#### Objectif de l'exercice:
Reproduisez à l'identique le passage du texte sur l'autorité du prince, depuis « Le chef tient » jusqu'à « a été conféré. » inclus.

#### Texte de lecture:
************
Par contre, le pouvoir qui vient du contrat ou du consentement des peuples suppose nécessairement des conditions qui en rendent l'usage légitime et utile à la société ; avantageux à la République. Dès lors, il est évident que le pouvoir, même quand il appartient en propre à un chef ne peut servir à n'importe quelle fin. Sous peine de nier son autorité, le prince doit viser l'intérêt général de l'Etat.

Le chef tient de ses sujets l'autorité ; mais une autorité qui est circonscrite par des lois de la nature et de l'Etat. C'est seulement sous ces conditions que ses sujets sont soumis, ou sont censés se soumettre à son gouvernement. L'une des contraintes est que n'ayant de pouvoir et d'autorité sur eux que par leur choix et par leur consentement, il ne peut jamais employer cette autorité pour casser l'acte ou le contrat par lequel elle lui a été conféré.

Aussi, il ne pourrait agir contre lui-même parce que son autorité ne peut subsister que par le titre qui l'a établie. Aux sujets, la raison impose de respecter eux-mêmes les conditions du contrat qu'ils ont signé, de ne jamais perdre de vue la nature de leur gouvernement ; et rien ne les dispensera de l'obéissance au chef. C'est sur ce fond que les peuples et ceux qui les gouvernent ont établi leur bonheur réciproque.
************
#### Relevés de position des éléments:

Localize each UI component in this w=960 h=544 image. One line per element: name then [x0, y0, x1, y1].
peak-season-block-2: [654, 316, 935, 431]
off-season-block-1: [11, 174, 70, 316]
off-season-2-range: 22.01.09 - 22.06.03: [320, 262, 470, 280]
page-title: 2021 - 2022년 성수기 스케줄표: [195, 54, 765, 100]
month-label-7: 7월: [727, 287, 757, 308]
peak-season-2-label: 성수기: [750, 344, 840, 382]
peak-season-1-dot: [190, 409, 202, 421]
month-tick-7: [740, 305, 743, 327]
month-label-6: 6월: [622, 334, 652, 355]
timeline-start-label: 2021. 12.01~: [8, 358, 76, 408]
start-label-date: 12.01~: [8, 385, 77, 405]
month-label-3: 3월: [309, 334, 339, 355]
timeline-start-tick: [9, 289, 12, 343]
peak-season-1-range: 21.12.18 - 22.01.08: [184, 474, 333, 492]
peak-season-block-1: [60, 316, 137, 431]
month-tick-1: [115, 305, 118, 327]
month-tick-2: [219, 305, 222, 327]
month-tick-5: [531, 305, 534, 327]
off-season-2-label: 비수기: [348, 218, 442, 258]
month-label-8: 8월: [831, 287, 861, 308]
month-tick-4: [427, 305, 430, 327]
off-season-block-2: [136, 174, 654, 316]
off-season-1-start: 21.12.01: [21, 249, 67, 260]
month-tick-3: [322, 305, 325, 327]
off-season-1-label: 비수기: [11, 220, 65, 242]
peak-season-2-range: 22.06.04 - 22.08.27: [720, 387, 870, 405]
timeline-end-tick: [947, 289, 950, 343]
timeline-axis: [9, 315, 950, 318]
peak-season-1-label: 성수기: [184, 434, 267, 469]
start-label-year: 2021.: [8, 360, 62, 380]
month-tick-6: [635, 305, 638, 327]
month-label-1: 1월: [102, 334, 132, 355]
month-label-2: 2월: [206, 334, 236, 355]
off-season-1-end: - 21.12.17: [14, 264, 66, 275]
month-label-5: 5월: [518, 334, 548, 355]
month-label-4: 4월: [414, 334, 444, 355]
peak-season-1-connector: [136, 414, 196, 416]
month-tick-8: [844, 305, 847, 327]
************
#### La réponse:
Le chef tient de ses sujets l'autorité ; mais une autorité qui est circonscrite par des lois de la nature et de l'Etat. C'est seulement sous ces conditions que ses sujets sont soumis, ou sont censés se soumettre à son gouvernement. L'une des contraintes est que n'ayant de pouvoir et d'autorité sur eux que par leur choix et par leur consentement, il ne peut jamais employer cette autorité pour casser l'acte ou le contrat par lequel elle lui a été conféré.